All of the entries need to be written out again, exactly as they are.

● **Entries provided**:
┌──

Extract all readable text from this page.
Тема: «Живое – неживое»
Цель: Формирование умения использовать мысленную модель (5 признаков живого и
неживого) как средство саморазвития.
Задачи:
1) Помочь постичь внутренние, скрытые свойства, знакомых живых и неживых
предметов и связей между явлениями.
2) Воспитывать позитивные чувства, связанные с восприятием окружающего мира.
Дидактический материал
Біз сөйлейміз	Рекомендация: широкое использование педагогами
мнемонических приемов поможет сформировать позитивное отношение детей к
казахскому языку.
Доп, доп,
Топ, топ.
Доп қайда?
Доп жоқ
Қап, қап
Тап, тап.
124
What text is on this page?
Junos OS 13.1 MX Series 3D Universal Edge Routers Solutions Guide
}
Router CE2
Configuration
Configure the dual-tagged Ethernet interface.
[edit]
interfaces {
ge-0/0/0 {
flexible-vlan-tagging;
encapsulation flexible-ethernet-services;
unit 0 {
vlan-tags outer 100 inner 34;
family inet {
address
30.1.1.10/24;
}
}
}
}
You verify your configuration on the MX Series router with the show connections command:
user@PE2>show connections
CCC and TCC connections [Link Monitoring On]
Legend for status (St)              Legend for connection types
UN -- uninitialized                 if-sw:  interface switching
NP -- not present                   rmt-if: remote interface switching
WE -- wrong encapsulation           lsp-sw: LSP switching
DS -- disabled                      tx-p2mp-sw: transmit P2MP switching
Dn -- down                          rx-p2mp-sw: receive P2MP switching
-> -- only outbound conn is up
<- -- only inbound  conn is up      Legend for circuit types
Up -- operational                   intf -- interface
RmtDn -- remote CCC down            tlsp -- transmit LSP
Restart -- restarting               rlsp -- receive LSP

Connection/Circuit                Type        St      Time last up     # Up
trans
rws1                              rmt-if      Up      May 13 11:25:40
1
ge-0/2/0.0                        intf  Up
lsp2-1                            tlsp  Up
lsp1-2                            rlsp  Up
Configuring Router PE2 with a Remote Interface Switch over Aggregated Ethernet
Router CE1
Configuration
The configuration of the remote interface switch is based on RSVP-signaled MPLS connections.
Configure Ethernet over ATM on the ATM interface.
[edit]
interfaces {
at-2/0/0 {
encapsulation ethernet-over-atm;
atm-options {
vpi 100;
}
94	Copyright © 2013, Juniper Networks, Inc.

└──

● **Exercise result**:
Extract all readable text from this page.
Тема: «Живое – неживое»
Цель: Формирование умения использовать мысленную модель (5 признаков живого и
неживого) как средство саморазвития.
Задачи:
1) Помочь постичь внутренние, скрытые свойства, знакомых живых и неживых
предметов и связей между явлениями.
2) Воспитывать позитивные чувства, связанные с восприятием окружающего мира.
Дидактический материал
Біз сөйлейміз	Рекомендация: широкое использование педагогами
мнемонических приемов поможет сформировать позитивное отношение детей к
казахскому языку.
Доп, доп,
Топ, топ.
Доп қайда?
Доп жоқ
Қап, қап
Тап, тап.
124
What text is on this page?
Junos OS 13.1 MX Series 3D Universal Edge Routers Solutions Guide
}
Router CE2
Configuration
Configure the dual-tagged Ethernet interface.
[edit]
interfaces {
ge-0/0/0 {
flexible-vlan-tagging;
encapsulation flexible-ethernet-services;
unit 0 {
vlan-tags outer 100 inner 34;
family inet {
address
30.1.1.10/24;
}
}
}
}
You verify your configuration on the MX Series router with the show connections command:
user@PE2>show connections
CCC and TCC connections [Link Monitoring On]
Legend for status (St)              Legend for connection types
UN -- uninitialized                 if-sw:  interface switching
NP -- not present                   rmt-if: remote interface switching
WE -- wrong encapsulation           lsp-sw: LSP switching
DS -- disabled                      tx-p2mp-sw: transmit P2MP switching
Dn -- down                          rx-p2mp-sw: receive P2MP switching
-> -- only outbound conn is up
<- -- only inbound  conn is up      Legend for circuit types
Up -- operational                   intf -- interface
RmtDn -- remote CCC down            tlsp -- transmit LSP
Restart -- restarting               rlsp -- receive LSP

Connection/Circuit                Type        St      Time last up     # Up
trans
rws1                              rmt-if      Up      May 13 11:25:40
1
ge-0/2/0.0                        intf  Up
lsp2-1                            tlsp  Up
lsp1-2                            rlsp  Up
Configuring Router PE2 with a Remote Interface Switch over Aggregated Ethernet
Router CE1
Configuration
The configuration of the remote interface switch is based on RSVP-signaled MPLS connections.
Configure Ethernet over ATM on the ATM interface.
[edit]
interfaces {
at-2/0/0 {
encapsulation ethernet-over-atm;
atm-options {
vpi 100;
}
94	Copyright © 2013, Juniper Networks, Inc.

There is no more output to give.